> _Task to carry out_:
Pull out every line below that holds the word "name".

> _Available data_:
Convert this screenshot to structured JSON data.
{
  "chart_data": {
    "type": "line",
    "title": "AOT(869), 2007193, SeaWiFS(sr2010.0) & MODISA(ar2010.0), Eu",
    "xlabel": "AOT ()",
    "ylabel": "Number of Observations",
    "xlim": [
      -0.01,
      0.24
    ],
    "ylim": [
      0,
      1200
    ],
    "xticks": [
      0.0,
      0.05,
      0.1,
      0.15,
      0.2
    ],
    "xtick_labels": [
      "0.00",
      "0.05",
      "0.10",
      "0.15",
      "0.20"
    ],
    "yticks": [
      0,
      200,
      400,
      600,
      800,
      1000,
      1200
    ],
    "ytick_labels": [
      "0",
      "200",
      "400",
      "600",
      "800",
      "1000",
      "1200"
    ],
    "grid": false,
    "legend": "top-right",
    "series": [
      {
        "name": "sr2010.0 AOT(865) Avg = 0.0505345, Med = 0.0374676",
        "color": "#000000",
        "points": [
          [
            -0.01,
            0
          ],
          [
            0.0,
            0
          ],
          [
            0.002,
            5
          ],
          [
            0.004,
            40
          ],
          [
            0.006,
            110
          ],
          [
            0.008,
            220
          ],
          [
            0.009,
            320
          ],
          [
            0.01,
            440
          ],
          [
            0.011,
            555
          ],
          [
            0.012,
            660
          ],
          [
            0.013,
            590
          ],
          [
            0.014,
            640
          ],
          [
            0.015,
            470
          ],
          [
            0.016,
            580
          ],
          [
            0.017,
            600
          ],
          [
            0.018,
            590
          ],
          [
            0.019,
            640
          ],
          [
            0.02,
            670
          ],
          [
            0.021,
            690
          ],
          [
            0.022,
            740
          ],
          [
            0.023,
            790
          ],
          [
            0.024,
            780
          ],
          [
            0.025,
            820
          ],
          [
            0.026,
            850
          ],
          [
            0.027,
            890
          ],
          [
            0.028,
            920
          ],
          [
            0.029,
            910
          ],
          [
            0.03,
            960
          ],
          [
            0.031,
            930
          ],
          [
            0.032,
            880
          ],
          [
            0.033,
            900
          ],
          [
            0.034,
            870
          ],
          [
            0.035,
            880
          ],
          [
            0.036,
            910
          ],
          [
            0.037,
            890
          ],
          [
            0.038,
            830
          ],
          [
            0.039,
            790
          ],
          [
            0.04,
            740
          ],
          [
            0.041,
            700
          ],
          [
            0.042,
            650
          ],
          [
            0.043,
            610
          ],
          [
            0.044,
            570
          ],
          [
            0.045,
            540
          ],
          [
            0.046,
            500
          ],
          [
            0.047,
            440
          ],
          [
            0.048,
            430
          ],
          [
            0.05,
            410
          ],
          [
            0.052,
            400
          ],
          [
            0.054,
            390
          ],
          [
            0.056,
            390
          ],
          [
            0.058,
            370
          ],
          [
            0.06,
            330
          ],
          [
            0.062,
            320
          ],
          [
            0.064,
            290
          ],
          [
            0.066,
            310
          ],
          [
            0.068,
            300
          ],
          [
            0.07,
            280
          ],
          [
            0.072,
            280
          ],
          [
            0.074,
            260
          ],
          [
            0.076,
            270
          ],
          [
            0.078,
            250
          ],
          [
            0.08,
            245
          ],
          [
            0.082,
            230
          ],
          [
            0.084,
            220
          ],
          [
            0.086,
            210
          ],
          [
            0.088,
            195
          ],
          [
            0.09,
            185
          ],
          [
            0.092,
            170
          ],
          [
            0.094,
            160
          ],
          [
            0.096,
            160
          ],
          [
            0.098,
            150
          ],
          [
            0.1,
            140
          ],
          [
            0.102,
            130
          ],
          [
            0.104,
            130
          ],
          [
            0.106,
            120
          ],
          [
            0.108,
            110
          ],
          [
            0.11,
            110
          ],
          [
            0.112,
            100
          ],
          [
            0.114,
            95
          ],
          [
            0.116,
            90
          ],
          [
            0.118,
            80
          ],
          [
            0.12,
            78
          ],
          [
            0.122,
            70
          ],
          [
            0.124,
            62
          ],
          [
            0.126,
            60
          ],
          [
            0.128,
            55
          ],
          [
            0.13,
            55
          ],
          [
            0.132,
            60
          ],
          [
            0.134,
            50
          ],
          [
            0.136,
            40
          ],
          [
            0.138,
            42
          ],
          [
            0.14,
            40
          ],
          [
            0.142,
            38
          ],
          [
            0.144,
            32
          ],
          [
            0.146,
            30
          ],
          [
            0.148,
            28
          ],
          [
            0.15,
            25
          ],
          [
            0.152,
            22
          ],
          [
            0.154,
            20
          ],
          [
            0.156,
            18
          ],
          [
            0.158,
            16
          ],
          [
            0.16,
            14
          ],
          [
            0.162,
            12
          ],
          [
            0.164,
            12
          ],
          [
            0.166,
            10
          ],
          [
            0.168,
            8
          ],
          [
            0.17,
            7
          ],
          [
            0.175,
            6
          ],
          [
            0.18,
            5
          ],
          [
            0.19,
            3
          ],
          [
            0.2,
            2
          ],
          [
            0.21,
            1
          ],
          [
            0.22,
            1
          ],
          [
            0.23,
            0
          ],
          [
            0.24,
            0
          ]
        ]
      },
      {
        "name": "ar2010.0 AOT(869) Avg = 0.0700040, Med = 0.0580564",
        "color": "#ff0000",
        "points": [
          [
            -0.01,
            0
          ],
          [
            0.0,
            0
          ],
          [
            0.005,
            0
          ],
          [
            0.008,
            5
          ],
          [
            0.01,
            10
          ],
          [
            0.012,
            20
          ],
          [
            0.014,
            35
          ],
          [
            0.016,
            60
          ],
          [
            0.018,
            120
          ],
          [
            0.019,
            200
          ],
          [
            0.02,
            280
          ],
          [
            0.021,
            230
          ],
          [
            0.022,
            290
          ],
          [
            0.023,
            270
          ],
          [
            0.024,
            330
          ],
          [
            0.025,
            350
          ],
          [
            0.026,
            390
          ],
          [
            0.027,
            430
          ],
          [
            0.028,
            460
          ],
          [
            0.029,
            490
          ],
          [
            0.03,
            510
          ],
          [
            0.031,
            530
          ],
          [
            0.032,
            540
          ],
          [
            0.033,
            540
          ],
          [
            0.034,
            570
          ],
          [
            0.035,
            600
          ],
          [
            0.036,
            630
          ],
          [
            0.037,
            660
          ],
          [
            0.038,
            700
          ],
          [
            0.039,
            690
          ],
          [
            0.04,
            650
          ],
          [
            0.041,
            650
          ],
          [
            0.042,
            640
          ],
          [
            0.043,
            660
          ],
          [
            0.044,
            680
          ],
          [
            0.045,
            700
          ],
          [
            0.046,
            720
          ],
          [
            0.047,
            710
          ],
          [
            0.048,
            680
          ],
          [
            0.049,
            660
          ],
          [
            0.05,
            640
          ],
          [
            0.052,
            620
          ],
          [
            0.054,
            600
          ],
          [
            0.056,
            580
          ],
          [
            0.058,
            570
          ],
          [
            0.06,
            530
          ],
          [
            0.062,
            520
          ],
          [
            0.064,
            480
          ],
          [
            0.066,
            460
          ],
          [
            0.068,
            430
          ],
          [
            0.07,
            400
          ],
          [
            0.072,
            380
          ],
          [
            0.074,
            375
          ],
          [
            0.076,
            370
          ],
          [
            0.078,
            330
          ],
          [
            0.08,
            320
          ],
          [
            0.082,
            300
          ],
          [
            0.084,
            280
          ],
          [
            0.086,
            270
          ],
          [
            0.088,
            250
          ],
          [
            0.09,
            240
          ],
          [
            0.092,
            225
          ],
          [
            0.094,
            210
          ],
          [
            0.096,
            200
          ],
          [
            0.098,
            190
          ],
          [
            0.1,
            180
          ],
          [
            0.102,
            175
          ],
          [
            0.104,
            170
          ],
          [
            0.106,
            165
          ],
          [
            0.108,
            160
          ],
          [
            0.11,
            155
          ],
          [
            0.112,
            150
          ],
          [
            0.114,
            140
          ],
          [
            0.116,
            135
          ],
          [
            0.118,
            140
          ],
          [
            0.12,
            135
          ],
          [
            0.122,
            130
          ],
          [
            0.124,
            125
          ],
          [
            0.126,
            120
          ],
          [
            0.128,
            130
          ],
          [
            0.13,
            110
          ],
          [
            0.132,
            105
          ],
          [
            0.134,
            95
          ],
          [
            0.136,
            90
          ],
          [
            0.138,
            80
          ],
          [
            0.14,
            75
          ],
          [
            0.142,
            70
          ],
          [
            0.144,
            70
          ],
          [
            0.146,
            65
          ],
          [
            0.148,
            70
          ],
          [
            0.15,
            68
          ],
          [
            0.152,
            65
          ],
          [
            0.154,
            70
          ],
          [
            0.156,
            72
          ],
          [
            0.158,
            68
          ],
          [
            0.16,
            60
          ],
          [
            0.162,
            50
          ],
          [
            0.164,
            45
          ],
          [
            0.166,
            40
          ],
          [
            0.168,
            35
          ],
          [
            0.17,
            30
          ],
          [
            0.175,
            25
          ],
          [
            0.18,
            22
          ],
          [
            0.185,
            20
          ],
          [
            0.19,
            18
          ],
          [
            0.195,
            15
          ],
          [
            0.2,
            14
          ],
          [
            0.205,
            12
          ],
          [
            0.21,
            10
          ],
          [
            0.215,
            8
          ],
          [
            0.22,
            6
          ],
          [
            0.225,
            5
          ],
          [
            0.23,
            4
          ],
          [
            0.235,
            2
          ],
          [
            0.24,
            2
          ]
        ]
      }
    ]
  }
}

> _Right answer_:
        "name": "sr2010.0 AOT(865) Avg = 0.0505345, Med = 0.0374676",
        "name": "ar2010.0 AOT(869) Avg = 0.0700040, Med = 0.0580564",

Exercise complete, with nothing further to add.